Retype all of the listing exactly, passing over any picture you find.

Dataset records:
........

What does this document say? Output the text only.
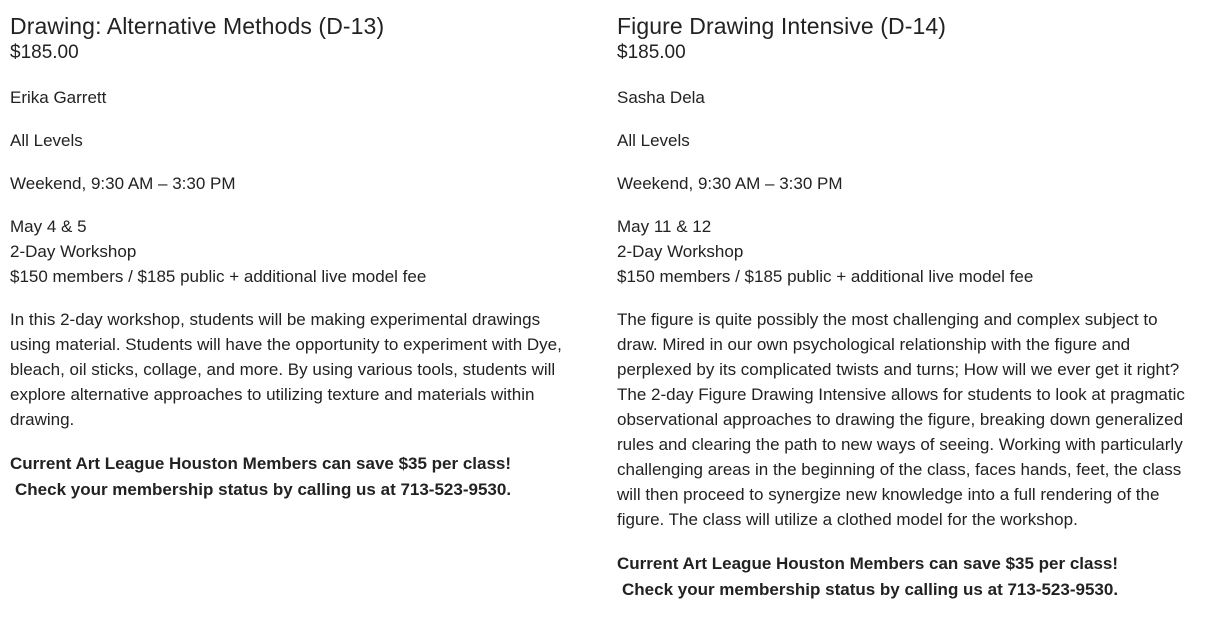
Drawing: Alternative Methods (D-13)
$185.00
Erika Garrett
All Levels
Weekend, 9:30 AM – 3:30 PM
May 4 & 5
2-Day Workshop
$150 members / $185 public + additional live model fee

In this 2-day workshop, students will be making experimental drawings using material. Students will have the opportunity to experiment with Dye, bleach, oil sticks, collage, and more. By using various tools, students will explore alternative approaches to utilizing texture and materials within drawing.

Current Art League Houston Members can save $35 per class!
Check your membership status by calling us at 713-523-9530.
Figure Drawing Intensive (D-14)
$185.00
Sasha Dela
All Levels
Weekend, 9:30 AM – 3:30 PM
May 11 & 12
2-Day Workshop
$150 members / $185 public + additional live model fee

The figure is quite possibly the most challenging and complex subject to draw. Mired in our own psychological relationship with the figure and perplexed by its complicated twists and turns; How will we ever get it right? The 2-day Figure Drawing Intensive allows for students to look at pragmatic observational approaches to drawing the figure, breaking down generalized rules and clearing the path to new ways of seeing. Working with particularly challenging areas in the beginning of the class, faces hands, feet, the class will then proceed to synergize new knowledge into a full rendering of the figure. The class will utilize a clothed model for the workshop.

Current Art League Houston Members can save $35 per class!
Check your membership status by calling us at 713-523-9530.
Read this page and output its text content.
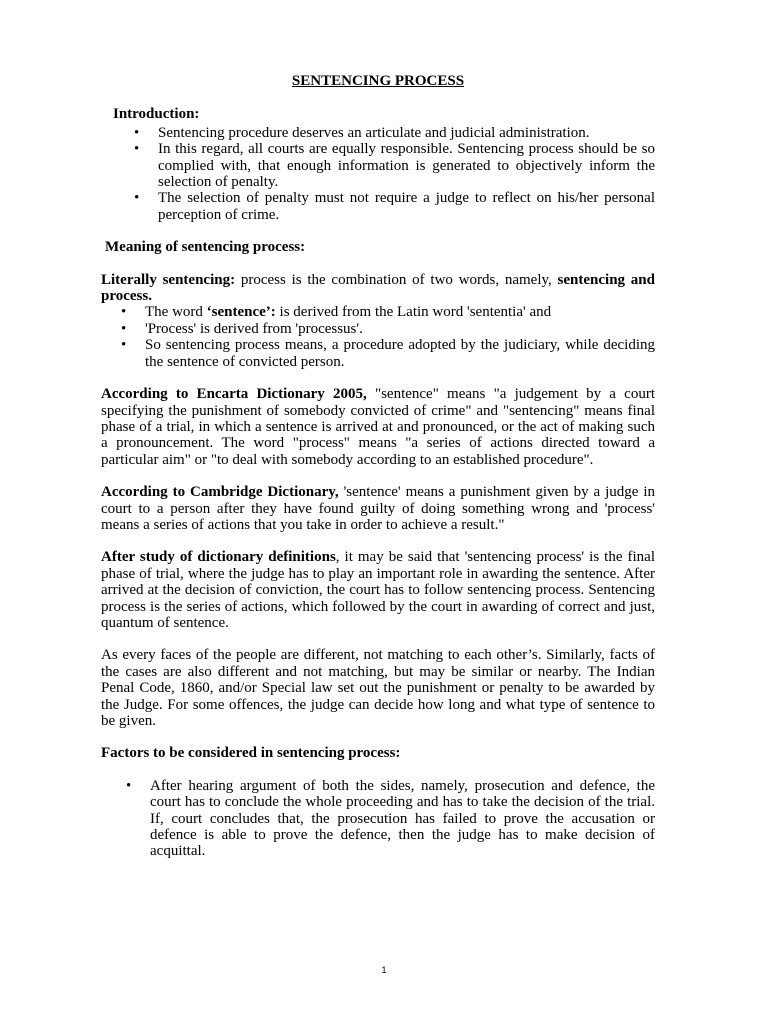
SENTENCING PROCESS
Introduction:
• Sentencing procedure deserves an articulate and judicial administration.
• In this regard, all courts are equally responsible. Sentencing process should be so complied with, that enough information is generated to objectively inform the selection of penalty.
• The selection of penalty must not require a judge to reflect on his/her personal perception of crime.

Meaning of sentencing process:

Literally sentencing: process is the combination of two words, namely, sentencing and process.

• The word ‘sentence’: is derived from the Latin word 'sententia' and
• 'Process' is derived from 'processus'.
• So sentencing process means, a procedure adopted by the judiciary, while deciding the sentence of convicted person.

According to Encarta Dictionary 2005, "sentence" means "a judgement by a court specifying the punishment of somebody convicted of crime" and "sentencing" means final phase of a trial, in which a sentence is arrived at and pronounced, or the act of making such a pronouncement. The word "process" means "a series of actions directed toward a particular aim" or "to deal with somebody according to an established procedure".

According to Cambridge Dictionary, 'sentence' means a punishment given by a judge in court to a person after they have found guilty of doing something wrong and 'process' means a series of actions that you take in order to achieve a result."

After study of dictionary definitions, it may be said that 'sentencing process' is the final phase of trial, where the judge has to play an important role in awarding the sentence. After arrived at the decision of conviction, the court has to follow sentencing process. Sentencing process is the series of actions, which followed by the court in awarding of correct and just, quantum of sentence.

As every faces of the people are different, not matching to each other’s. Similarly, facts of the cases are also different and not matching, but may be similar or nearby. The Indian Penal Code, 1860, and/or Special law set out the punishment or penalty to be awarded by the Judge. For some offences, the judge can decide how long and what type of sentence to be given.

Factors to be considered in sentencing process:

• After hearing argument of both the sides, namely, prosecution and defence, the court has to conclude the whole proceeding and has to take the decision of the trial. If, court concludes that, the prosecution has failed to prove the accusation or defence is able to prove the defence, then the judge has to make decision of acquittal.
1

........

> _Full output_:
What does this document say? Output the text only.
Drawing: Alternative Methods (D-13)
$185.00
Erika Garrett
All Levels
Weekend, 9:30 AM – 3:30 PM
May 4 & 5
2-Day Workshop
$150 members / $185 public + additional live model fee

In this 2-day workshop, students will be making experimental drawings using material. Students will have the opportunity to experiment with Dye, bleach, oil sticks, collage, and more. By using various tools, students will explore alternative approaches to utilizing texture and materials within drawing.

Current Art League Houston Members can save $35 per class!
Check your membership status by calling us at 713-523-9530.
Figure Drawing Intensive (D-14)
$185.00
Sasha Dela
All Levels
Weekend, 9:30 AM – 3:30 PM
May 11 & 12
2-Day Workshop
$150 members / $185 public + additional live model fee

The figure is quite possibly the most challenging and complex subject to draw. Mired in our own psychological relationship with the figure and perplexed by its complicated twists and turns; How will we ever get it right? The 2-day Figure Drawing Intensive allows for students to look at pragmatic observational approaches to drawing the figure, breaking down generalized rules and clearing the path to new ways of seeing. Working with particularly challenging areas in the beginning of the class, faces hands, feet, the class will then proceed to synergize new knowledge into a full rendering of the figure. The class will utilize a clothed model for the workshop.

Current Art League Houston Members can save $35 per class!
Check your membership status by calling us at 713-523-9530.
Read this page and output its text content.
SENTENCING PROCESS
Introduction:
• Sentencing procedure deserves an articulate and judicial administration.
• In this regard, all courts are equally responsible. Sentencing process should be so complied with, that enough information is generated to objectively inform the selection of penalty.
• The selection of penalty must not require a judge to reflect on his/her personal perception of crime.

Meaning of sentencing process:

Literally sentencing: process is the combination of two words, namely, sentencing and process.

• The word ‘sentence’: is derived from the Latin word 'sententia' and
• 'Process' is derived from 'processus'.
• So sentencing process means, a procedure adopted by the judiciary, while deciding the sentence of convicted person.

According to Encarta Dictionary 2005, "sentence" means "a judgement by a court specifying the punishment of somebody convicted of crime" and "sentencing" means final phase of a trial, in which a sentence is arrived at and pronounced, or the act of making such a pronouncement. The word "process" means "a series of actions directed toward a particular aim" or "to deal with somebody according to an established procedure".

According to Cambridge Dictionary, 'sentence' means a punishment given by a judge in court to a person after they have found guilty of doing something wrong and 'process' means a series of actions that you take in order to achieve a result."

After study of dictionary definitions, it may be said that 'sentencing process' is the final phase of trial, where the judge has to play an important role in awarding the sentence. After arrived at the decision of conviction, the court has to follow sentencing process. Sentencing process is the series of actions, which followed by the court in awarding of correct and just, quantum of sentence.

As every faces of the people are different, not matching to each other’s. Similarly, facts of the cases are also different and not matching, but may be similar or nearby. The Indian Penal Code, 1860, and/or Special law set out the punishment or penalty to be awarded by the Judge. For some offences, the judge can decide how long and what type of sentence to be given.

Factors to be considered in sentencing process:

• After hearing argument of both the sides, namely, prosecution and defence, the court has to conclude the whole proceeding and has to take the decision of the trial. If, court concludes that, the prosecution has failed to prove the accusation or defence is able to prove the defence, then the judge has to make decision of acquittal.
1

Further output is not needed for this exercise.